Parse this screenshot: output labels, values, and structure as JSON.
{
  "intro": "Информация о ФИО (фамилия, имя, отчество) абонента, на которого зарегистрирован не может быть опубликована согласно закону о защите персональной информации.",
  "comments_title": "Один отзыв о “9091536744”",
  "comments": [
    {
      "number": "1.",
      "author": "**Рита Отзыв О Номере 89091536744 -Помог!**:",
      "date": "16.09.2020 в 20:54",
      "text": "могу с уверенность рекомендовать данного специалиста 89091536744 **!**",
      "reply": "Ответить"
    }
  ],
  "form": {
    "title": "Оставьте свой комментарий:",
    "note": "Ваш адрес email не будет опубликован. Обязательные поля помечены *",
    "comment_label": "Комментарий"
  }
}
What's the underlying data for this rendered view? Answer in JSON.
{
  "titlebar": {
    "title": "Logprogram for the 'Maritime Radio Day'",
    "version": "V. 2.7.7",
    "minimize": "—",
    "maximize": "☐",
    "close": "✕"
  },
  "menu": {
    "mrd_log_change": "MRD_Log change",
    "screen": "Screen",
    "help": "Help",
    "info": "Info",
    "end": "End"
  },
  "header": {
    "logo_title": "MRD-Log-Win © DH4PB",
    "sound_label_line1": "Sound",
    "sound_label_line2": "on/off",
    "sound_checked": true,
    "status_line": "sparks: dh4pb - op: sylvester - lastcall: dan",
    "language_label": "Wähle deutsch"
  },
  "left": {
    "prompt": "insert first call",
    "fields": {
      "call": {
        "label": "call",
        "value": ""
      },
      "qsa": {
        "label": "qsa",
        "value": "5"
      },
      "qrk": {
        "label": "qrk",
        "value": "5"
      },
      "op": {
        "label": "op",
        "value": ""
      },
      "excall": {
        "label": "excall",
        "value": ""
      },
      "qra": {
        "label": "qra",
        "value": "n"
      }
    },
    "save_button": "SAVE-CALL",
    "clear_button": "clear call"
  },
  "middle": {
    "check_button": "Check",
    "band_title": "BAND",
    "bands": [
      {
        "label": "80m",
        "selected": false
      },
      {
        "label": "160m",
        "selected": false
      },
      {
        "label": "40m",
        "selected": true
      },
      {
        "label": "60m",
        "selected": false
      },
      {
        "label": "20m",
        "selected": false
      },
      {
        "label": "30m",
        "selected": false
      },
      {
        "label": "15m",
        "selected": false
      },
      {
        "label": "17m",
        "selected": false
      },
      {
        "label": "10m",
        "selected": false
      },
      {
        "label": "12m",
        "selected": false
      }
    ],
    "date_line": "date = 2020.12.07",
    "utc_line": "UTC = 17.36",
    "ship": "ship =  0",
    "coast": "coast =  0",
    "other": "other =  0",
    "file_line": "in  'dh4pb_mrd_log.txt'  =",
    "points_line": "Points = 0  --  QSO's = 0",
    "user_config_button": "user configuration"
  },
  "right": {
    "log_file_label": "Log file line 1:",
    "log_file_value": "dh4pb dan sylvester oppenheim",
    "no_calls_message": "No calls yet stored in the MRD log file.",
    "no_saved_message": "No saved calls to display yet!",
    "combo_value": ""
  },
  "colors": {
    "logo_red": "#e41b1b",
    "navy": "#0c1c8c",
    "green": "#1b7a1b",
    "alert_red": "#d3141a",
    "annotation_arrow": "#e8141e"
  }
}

#### TO BE DONE
Print the records above exactly as they appear.

#### THE OUTPUT
Parse this screenshot: output labels, values, and structure as JSON.
{
  "intro": "Информация о ФИО (фамилия, имя, отчество) абонента, на которого зарегистрирован не может быть опубликована согласно закону о защите персональной информации.",
  "comments_title": "Один отзыв о “9091536744”",
  "comments": [
    {
      "number": "1.",
      "author": "**Рита Отзыв О Номере 89091536744 -Помог!**:",
      "date": "16.09.2020 в 20:54",
      "text": "могу с уверенность рекомендовать данного специалиста 89091536744 **!**",
      "reply": "Ответить"
    }
  ],
  "form": {
    "title": "Оставьте свой комментарий:",
    "note": "Ваш адрес email не будет опубликован. Обязательные поля помечены *",
    "comment_label": "Комментарий"
  }
}
What's the underlying data for this rendered view? Answer in JSON.
{
  "titlebar": {
    "title": "Logprogram for the 'Maritime Radio Day'",
    "version": "V. 2.7.7",
    "minimize": "—",
    "maximize": "☐",
    "close": "✕"
  },
  "menu": {
    "mrd_log_change": "MRD_Log change",
    "screen": "Screen",
    "help": "Help",
    "info": "Info",
    "end": "End"
  },
  "header": {
    "logo_title": "MRD-Log-Win © DH4PB",
    "sound_label_line1": "Sound",
    "sound_label_line2": "on/off",
    "sound_checked": true,
    "status_line": "sparks: dh4pb - op: sylvester - lastcall: dan",
    "language_label": "Wähle deutsch"
  },
  "left": {
    "prompt": "insert first call",
    "fields": {
      "call": {
        "label": "call",
        "value": ""
      },
      "qsa": {
        "label": "qsa",
        "value": "5"
      },
      "qrk": {
        "label": "qrk",
        "value": "5"
      },
      "op": {
        "label": "op",
        "value": ""
      },
      "excall": {
        "label": "excall",
        "value": ""
      },
      "qra": {
        "label": "qra",
        "value": "n"
      }
    },
    "save_button": "SAVE-CALL",
    "clear_button": "clear call"
  },
  "middle": {
    "check_button": "Check",
    "band_title": "BAND",
    "bands": [
      {
        "label": "80m",
        "selected": false
      },
      {
        "label": "160m",
        "selected": false
      },
      {
        "label": "40m",
        "selected": true
      },
      {
        "label": "60m",
        "selected": false
      },
      {
        "label": "20m",
        "selected": false
      },
      {
        "label": "30m",
        "selected": false
      },
      {
        "label": "15m",
        "selected": false
      },
      {
        "label": "17m",
        "selected": false
      },
      {
        "label": "10m",
        "selected": false
      },
      {
        "label": "12m",
        "selected": false
      }
    ],
    "date_line": "date = 2020.12.07",
    "utc_line": "UTC = 17.36",
    "ship": "ship =  0",
    "coast": "coast =  0",
    "other": "other =  0",
    "file_line": "in  'dh4pb_mrd_log.txt'  =",
    "points_line": "Points = 0  --  QSO's = 0",
    "user_config_button": "user configuration"
  },
  "right": {
    "log_file_label": "Log file line 1:",
    "log_file_value": "dh4pb dan sylvester oppenheim",
    "no_calls_message": "No calls yet stored in the MRD log file.",
    "no_saved_message": "No saved calls to display yet!",
    "combo_value": ""
  },
  "colors": {
    "logo_red": "#e41b1b",
    "navy": "#0c1c8c",
    "green": "#1b7a1b",
    "alert_red": "#d3141a",
    "annotation_arrow": "#e8141e"
  }
}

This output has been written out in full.